EXERCISE OBJECTIVE
Output the records exactly. Include every line.

RECORD EXTRACTS
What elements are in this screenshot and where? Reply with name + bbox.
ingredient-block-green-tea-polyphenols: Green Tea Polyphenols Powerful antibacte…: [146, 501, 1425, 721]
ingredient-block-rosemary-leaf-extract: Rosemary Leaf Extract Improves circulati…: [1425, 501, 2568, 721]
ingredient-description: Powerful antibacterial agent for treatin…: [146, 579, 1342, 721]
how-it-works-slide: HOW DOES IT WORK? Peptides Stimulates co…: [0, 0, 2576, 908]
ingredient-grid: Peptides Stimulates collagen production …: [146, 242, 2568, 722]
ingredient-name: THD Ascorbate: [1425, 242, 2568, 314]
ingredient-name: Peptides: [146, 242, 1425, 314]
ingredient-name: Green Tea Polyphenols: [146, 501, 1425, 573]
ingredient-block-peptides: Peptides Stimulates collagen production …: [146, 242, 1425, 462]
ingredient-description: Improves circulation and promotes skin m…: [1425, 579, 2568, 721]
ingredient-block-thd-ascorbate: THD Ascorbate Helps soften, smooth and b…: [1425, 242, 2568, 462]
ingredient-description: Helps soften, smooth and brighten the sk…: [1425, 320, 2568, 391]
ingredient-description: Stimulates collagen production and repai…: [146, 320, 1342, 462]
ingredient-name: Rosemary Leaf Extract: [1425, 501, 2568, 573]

SOLUTION FOR THIS PROBLEM
What elements are in this screenshot and where? Reply with name + bbox.
ingredient-block-green-tea-polyphenols: Green Tea Polyphenols Powerful antibacte…: [146, 501, 1425, 721]
ingredient-block-rosemary-leaf-extract: Rosemary Leaf Extract Improves circulati…: [1425, 501, 2568, 721]
ingredient-description: Powerful antibacterial agent for treatin…: [146, 579, 1342, 721]
how-it-works-slide: HOW DOES IT WORK? Peptides Stimulates co…: [0, 0, 2576, 908]
ingredient-grid: Peptides Stimulates collagen production …: [146, 242, 2568, 722]
ingredient-name: THD Ascorbate: [1425, 242, 2568, 314]
ingredient-name: Peptides: [146, 242, 1425, 314]
ingredient-name: Green Tea Polyphenols: [146, 501, 1425, 573]
ingredient-block-peptides: Peptides Stimulates collagen production …: [146, 242, 1425, 462]
ingredient-description: Improves circulation and promotes skin m…: [1425, 579, 2568, 721]
ingredient-block-thd-ascorbate: THD Ascorbate Helps soften, smooth and b…: [1425, 242, 2568, 462]
ingredient-description: Helps soften, smooth and brighten the sk…: [1425, 320, 2568, 391]
ingredient-description: Stimulates collagen production and repai…: [146, 320, 1342, 462]
ingredient-name: Rosemary Leaf Extract: [1425, 501, 2568, 573]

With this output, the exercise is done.